**What you are asked to do**:
Transcribe the listing verbatim. Do not carry over any pictures.

**Listing**:
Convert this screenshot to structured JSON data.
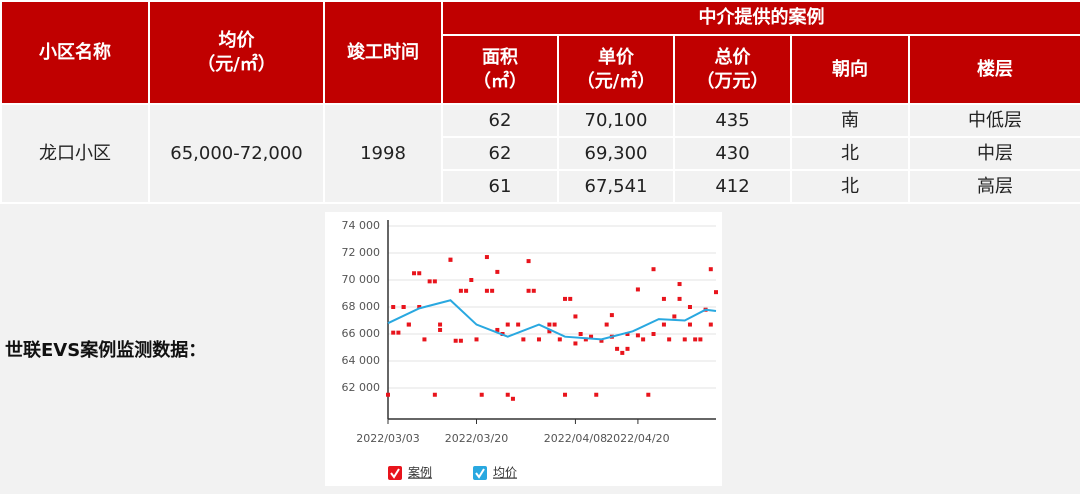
{
  "table": {
    "header": [
      "小区名称",
      "均价\n（元/㎡）",
      "竣工时间",
      "中介提供的案例"
    ],
    "subheader": [
      "面积\n（㎡）",
      "单价\n（元/㎡）",
      "总价\n（万元）",
      "朝向",
      "楼层"
    ],
    "name": "龙口小区",
    "price": "65,000-72,000",
    "year": "1998",
    "rows": [
      [
        "62",
        "70,100",
        "435",
        "南",
        "中低层"
      ],
      [
        "62",
        "69,300",
        "430",
        "北",
        "中层"
      ],
      [
        "61",
        "67,541",
        "412",
        "北",
        "高层"
      ]
    ]
  },
  "chart_label": "世联EVS案例监测数据：",
  "chart_data": {
    "type": "combo",
    "xlim": [
      "2022/03/03",
      "2022/05/05"
    ],
    "xticks": [
      "2022/03/03",
      "2022/03/20",
      "2022/04/08",
      "2022/04/20"
    ],
    "ylim": [
      60000,
      74000
    ],
    "yticks": [
      {
        "value": 62000,
        "label": "62 000"
      },
      {
        "value": 64000,
        "label": "64 000"
      },
      {
        "value": 66000,
        "label": "66 000"
      },
      {
        "value": 68000,
        "label": "68 000"
      },
      {
        "value": 70000,
        "label": "70 000"
      },
      {
        "value": 72000,
        "label": "72 000"
      },
      {
        "value": 74000,
        "label": "74 000"
      }
    ],
    "grid": true,
    "series": [
      {
        "name": "案例",
        "type": "scatter",
        "color": "#e8141c",
        "x": [
          "2022/03/03",
          "2022/03/04",
          "2022/03/05",
          "2022/03/04",
          "2022/03/06",
          "2022/03/06",
          "2022/03/07",
          "2022/03/07",
          "2022/03/08",
          "2022/03/09",
          "2022/03/09",
          "2022/03/10",
          "2022/03/11",
          "2022/03/12",
          "2022/03/12",
          "2022/03/13",
          "2022/03/13",
          "2022/03/15",
          "2022/03/15",
          "2022/03/16",
          "2022/03/17",
          "2022/03/17",
          "2022/03/18",
          "2022/03/19",
          "2022/03/20",
          "2022/03/21",
          "2022/03/22",
          "2022/03/22",
          "2022/03/23",
          "2022/03/24",
          "2022/03/24",
          "2022/03/25",
          "2022/03/26",
          "2022/03/26",
          "2022/03/27",
          "2022/03/28",
          "2022/03/29",
          "2022/03/30",
          "2022/03/30",
          "2022/03/31",
          "2022/04/01",
          "2022/04/03",
          "2022/04/03",
          "2022/04/04",
          "2022/04/05",
          "2022/04/06",
          "2022/04/06",
          "2022/04/07",
          "2022/04/08",
          "2022/04/08",
          "2022/04/09",
          "2022/04/10",
          "2022/04/11",
          "2022/04/12",
          "2022/04/13",
          "2022/04/14",
          "2022/04/15",
          "2022/04/15",
          "2022/04/16",
          "2022/04/17",
          "2022/04/18",
          "2022/04/18",
          "2022/04/20",
          "2022/04/20",
          "2022/04/21",
          "2022/04/22",
          "2022/04/23",
          "2022/04/23",
          "2022/04/25",
          "2022/04/25",
          "2022/04/26",
          "2022/04/27",
          "2022/04/28",
          "2022/04/28",
          "2022/04/29",
          "2022/04/30",
          "2022/04/30",
          "2022/05/01",
          "2022/05/02",
          "2022/05/03",
          "2022/05/04",
          "2022/05/04",
          "2022/05/05"
        ],
        "values": [
          61500,
          66100,
          66100,
          68000,
          68000,
          68000,
          66700,
          66700,
          70500,
          70500,
          68000,
          65600,
          69900,
          69900,
          61500,
          66700,
          66300,
          71500,
          71500,
          65500,
          65500,
          69200,
          69200,
          70000,
          65600,
          61500,
          71700,
          69200,
          69200,
          70600,
          66300,
          66000,
          66700,
          61500,
          61200,
          66700,
          65600,
          71400,
          69200,
          69200,
          65600,
          66200,
          66700,
          66700,
          65600,
          61500,
          68600,
          68600,
          67300,
          65300,
          66000,
          65600,
          65800,
          61500,
          65500,
          66700,
          67400,
          65800,
          64900,
          64600,
          64900,
          66000,
          69300,
          65900,
          65600,
          61500,
          70800,
          66000,
          68600,
          66700,
          65600,
          67300,
          68600,
          69700,
          65600,
          68000,
          66700,
          65600,
          65600,
          67800,
          70800,
          66700,
          69100
        ]
      },
      {
        "name": "均价",
        "type": "line",
        "color": "#29a8e0",
        "x": [
          "2022/03/03",
          "2022/03/09",
          "2022/03/15",
          "2022/03/20",
          "2022/03/26",
          "2022/04/01",
          "2022/04/06",
          "2022/04/13",
          "2022/04/19",
          "2022/04/24",
          "2022/04/29",
          "2022/05/03",
          "2022/05/05"
        ],
        "values": [
          66800,
          67900,
          68500,
          66700,
          65800,
          66700,
          65800,
          65600,
          66200,
          67100,
          67000,
          67800,
          67700
        ]
      }
    ]
  }
}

**The result**:
Convert this screenshot to structured JSON data.
{
  "table": {
    "header": [
      "小区名称",
      "均价\n（元/㎡）",
      "竣工时间",
      "中介提供的案例"
    ],
    "subheader": [
      "面积\n（㎡）",
      "单价\n（元/㎡）",
      "总价\n（万元）",
      "朝向",
      "楼层"
    ],
    "name": "龙口小区",
    "price": "65,000-72,000",
    "year": "1998",
    "rows": [
      [
        "62",
        "70,100",
        "435",
        "南",
        "中低层"
      ],
      [
        "62",
        "69,300",
        "430",
        "北",
        "中层"
      ],
      [
        "61",
        "67,541",
        "412",
        "北",
        "高层"
      ]
    ]
  },
  "chart_label": "世联EVS案例监测数据：",
  "chart_data": {
    "type": "combo",
    "xlim": [
      "2022/03/03",
      "2022/05/05"
    ],
    "xticks": [
      "2022/03/03",
      "2022/03/20",
      "2022/04/08",
      "2022/04/20"
    ],
    "ylim": [
      60000,
      74000
    ],
    "yticks": [
      {
        "value": 62000,
        "label": "62 000"
      },
      {
        "value": 64000,
        "label": "64 000"
      },
      {
        "value": 66000,
        "label": "66 000"
      },
      {
        "value": 68000,
        "label": "68 000"
      },
      {
        "value": 70000,
        "label": "70 000"
      },
      {
        "value": 72000,
        "label": "72 000"
      },
      {
        "value": 74000,
        "label": "74 000"
      }
    ],
    "grid": true,
    "series": [
      {
        "name": "案例",
        "type": "scatter",
        "color": "#e8141c",
        "x": [
          "2022/03/03",
          "2022/03/04",
          "2022/03/05",
          "2022/03/04",
          "2022/03/06",
          "2022/03/06",
          "2022/03/07",
          "2022/03/07",
          "2022/03/08",
          "2022/03/09",
          "2022/03/09",
          "2022/03/10",
          "2022/03/11",
          "2022/03/12",
          "2022/03/12",
          "2022/03/13",
          "2022/03/13",
          "2022/03/15",
          "2022/03/15",
          "2022/03/16",
          "2022/03/17",
          "2022/03/17",
          "2022/03/18",
          "2022/03/19",
          "2022/03/20",
          "2022/03/21",
          "2022/03/22",
          "2022/03/22",
          "2022/03/23",
          "2022/03/24",
          "2022/03/24",
          "2022/03/25",
          "2022/03/26",
          "2022/03/26",
          "2022/03/27",
          "2022/03/28",
          "2022/03/29",
          "2022/03/30",
          "2022/03/30",
          "2022/03/31",
          "2022/04/01",
          "2022/04/03",
          "2022/04/03",
          "2022/04/04",
          "2022/04/05",
          "2022/04/06",
          "2022/04/06",
          "2022/04/07",
          "2022/04/08",
          "2022/04/08",
          "2022/04/09",
          "2022/04/10",
          "2022/04/11",
          "2022/04/12",
          "2022/04/13",
          "2022/04/14",
          "2022/04/15",
          "2022/04/15",
          "2022/04/16",
          "2022/04/17",
          "2022/04/18",
          "2022/04/18",
          "2022/04/20",
          "2022/04/20",
          "2022/04/21",
          "2022/04/22",
          "2022/04/23",
          "2022/04/23",
          "2022/04/25",
          "2022/04/25",
          "2022/04/26",
          "2022/04/27",
          "2022/04/28",
          "2022/04/28",
          "2022/04/29",
          "2022/04/30",
          "2022/04/30",
          "2022/05/01",
          "2022/05/02",
          "2022/05/03",
          "2022/05/04",
          "2022/05/04",
          "2022/05/05"
        ],
        "values": [
          61500,
          66100,
          66100,
          68000,
          68000,
          68000,
          66700,
          66700,
          70500,
          70500,
          68000,
          65600,
          69900,
          69900,
          61500,
          66700,
          66300,
          71500,
          71500,
          65500,
          65500,
          69200,
          69200,
          70000,
          65600,
          61500,
          71700,
          69200,
          69200,
          70600,
          66300,
          66000,
          66700,
          61500,
          61200,
          66700,
          65600,
          71400,
          69200,
          69200,
          65600,
          66200,
          66700,
          66700,
          65600,
          61500,
          68600,
          68600,
          67300,
          65300,
          66000,
          65600,
          65800,
          61500,
          65500,
          66700,
          67400,
          65800,
          64900,
          64600,
          64900,
          66000,
          69300,
          65900,
          65600,
          61500,
          70800,
          66000,
          68600,
          66700,
          65600,
          67300,
          68600,
          69700,
          65600,
          68000,
          66700,
          65600,
          65600,
          67800,
          70800,
          66700,
          69100
        ]
      },
      {
        "name": "均价",
        "type": "line",
        "color": "#29a8e0",
        "x": [
          "2022/03/03",
          "2022/03/09",
          "2022/03/15",
          "2022/03/20",
          "2022/03/26",
          "2022/04/01",
          "2022/04/06",
          "2022/04/13",
          "2022/04/19",
          "2022/04/24",
          "2022/04/29",
          "2022/05/03",
          "2022/05/05"
        ],
        "values": [
          66800,
          67900,
          68500,
          66700,
          65800,
          66700,
          65800,
          65600,
          66200,
          67100,
          67000,
          67800,
          67700
        ]
      }
    ]
  }
}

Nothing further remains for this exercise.